| TEXTO PARA ANÁLISE |
- - -
Orçamento da zona Norte para 2020 é tema de audiência no CEU Jaçanã

Luis Garbelotto /CMSP

Audiência pública do Orçamento 2020 no CEU Jaçanã (09/10)

KAMILA MARINHO
DA REDAÇÃO 

A Câmara Municipal de São Paulo realizou na manhã deste sábado (09/11) a quarta Audiência Pública regional, desta vez para discutir os recursos previstos para a zona Norte da capital paulista, no PL (Projeto de Lei) 647/2019, do Executivo, que propõe o Orçamento de 2020 da cidade. O PL sugere a LOA (Lei Orçamentária Anual) para o próximo ano, estimando receitas e despesas do município. O evento foi realizado no Auditório do CEU (Centro Educacional Unificado) Jaçanã.

Segundo o PL, a Subprefeitura Jaçanã Tremembé deve receber dos cofres públicos R$ 31 milhões. Para a Vila Maria Vila Guilherme, estão previstos R$ 31 milhões; e para subprefeitura de Santana Tucuruvi, a previsão orçamentária é de R$ 36,2 milhões.

Quem presidiu o debate foi o vereador Alessandro Guedes (PT). À frente da Comissão de Finanças, o vereador pretende elaborar um documento com as demandas apresentadas pela comunidade. “É muito importante ouvirmos os anseios e necessidades da população de cada região. Estamos aqui para ouvir e tentar, por meio da Comissão de Finanças e da Câmara Municipal, construir um relatório condizente com as expectativas do povo”, disse Guedes.

Moradores, associações e integrantes de Conselhos Gestores participaram do debate, que não contou a presença dos subprefeitos regionais, como destacaram participantes como a coordenadora-geral da ALMEM (Associação de luta por Moradia Estrela da Manhã), Irani Dias, que considerou o orçamento insuficiente. “Estamos aqui hoje para entendermos o que está previsto para nossa região. Mas nós vamos para dentro da Câmara Municipal para assistirmos as Audiências Temáticas, para tentarmos garantir alguma coisa lá. Queremos mostrar nossas demandas para o governo municipal, mas o subprefeito não compareceu”, afirmou Irani.
- - -
| USO DAS INFORMAÇÕES |
1) Traduza para o inglês esta frase do texto para análise: "Quem presidiu o debate foi o vereador Alessandro Guedes (PT)."
2) Reproduza fielmente o trecho do texto para análise, começando em "KAMILA MARINHO" e seguindo até "Educacional Unificado) Jaçanã.", inclusive.

(Itens de um conjunto de dados)
- - -
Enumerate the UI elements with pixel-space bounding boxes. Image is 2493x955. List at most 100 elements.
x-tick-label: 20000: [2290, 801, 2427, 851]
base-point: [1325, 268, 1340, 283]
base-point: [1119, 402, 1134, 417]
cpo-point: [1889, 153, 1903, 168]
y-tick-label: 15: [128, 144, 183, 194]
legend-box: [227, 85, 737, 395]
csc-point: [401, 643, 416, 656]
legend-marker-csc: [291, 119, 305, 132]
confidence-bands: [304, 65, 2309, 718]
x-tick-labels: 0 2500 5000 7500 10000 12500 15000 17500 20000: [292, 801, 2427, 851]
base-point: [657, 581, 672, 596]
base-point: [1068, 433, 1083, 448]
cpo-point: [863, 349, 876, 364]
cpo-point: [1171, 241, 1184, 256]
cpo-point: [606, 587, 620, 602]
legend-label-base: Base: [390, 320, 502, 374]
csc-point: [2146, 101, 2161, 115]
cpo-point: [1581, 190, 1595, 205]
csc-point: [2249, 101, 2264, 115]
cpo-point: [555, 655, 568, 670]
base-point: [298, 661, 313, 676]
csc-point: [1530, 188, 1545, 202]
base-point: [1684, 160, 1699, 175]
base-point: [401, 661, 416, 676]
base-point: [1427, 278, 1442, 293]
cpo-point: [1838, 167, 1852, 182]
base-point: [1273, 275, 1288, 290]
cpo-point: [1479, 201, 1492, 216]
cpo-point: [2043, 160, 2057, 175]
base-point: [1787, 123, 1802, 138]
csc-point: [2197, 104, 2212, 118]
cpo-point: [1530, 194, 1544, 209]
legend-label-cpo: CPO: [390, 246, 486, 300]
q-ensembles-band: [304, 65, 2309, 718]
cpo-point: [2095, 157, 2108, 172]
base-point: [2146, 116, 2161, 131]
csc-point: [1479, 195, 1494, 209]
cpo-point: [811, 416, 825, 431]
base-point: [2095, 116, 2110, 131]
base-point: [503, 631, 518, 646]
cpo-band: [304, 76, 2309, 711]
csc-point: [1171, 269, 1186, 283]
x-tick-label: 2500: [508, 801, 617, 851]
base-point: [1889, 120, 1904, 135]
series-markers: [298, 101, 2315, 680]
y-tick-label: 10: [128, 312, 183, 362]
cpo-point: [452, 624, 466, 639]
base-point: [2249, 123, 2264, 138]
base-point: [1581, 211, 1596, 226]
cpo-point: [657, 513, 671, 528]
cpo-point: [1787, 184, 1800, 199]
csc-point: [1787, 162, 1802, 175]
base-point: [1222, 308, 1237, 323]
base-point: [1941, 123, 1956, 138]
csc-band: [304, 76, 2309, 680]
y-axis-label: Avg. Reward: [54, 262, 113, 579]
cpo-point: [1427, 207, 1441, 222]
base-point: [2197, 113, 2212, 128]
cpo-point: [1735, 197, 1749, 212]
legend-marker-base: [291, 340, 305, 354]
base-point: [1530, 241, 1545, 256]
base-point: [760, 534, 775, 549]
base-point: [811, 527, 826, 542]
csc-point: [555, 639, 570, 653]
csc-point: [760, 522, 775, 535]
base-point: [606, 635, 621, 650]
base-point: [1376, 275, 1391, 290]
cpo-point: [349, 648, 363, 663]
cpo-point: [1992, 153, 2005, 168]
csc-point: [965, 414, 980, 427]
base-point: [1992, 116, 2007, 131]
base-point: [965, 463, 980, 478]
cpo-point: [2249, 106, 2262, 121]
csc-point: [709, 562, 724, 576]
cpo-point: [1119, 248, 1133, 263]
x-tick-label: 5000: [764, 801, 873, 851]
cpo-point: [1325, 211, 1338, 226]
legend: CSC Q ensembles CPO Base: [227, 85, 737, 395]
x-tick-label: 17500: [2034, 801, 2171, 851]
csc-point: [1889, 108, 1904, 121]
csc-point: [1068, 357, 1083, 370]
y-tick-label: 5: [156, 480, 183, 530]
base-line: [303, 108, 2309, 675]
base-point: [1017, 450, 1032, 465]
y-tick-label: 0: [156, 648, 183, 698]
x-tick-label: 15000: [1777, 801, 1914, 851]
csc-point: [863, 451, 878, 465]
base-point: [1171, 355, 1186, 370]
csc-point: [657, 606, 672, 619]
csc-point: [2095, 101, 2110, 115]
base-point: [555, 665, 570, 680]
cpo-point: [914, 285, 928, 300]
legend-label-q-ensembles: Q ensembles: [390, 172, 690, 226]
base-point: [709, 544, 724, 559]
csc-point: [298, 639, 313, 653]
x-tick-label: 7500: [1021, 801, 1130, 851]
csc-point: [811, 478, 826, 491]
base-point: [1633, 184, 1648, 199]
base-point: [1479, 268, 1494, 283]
- - -
| RESULTADOS DO EXERCÍCIO |
1) The debate was chaired by city councilman Alessandro Guedes (PT).

2)
KAMILA MARINHO
DA REDAÇÃO 

A Câmara Municipal de São Paulo realizou na manhã deste sábado (09/11) a quarta Audiência Pública regional, desta vez para discutir os recursos previstos para a zona Norte da capital paulista, no PL (Projeto de Lei) 647/2019, do Executivo, que propõe o Orçamento de 2020 da cidade. O PL sugere a LOA (Lei Orçamentária Anual) para o próximo ano, estimando receitas e despesas do município. O evento foi realizado no Auditório do CEU (Centro Educacional Unificado) Jaçanã.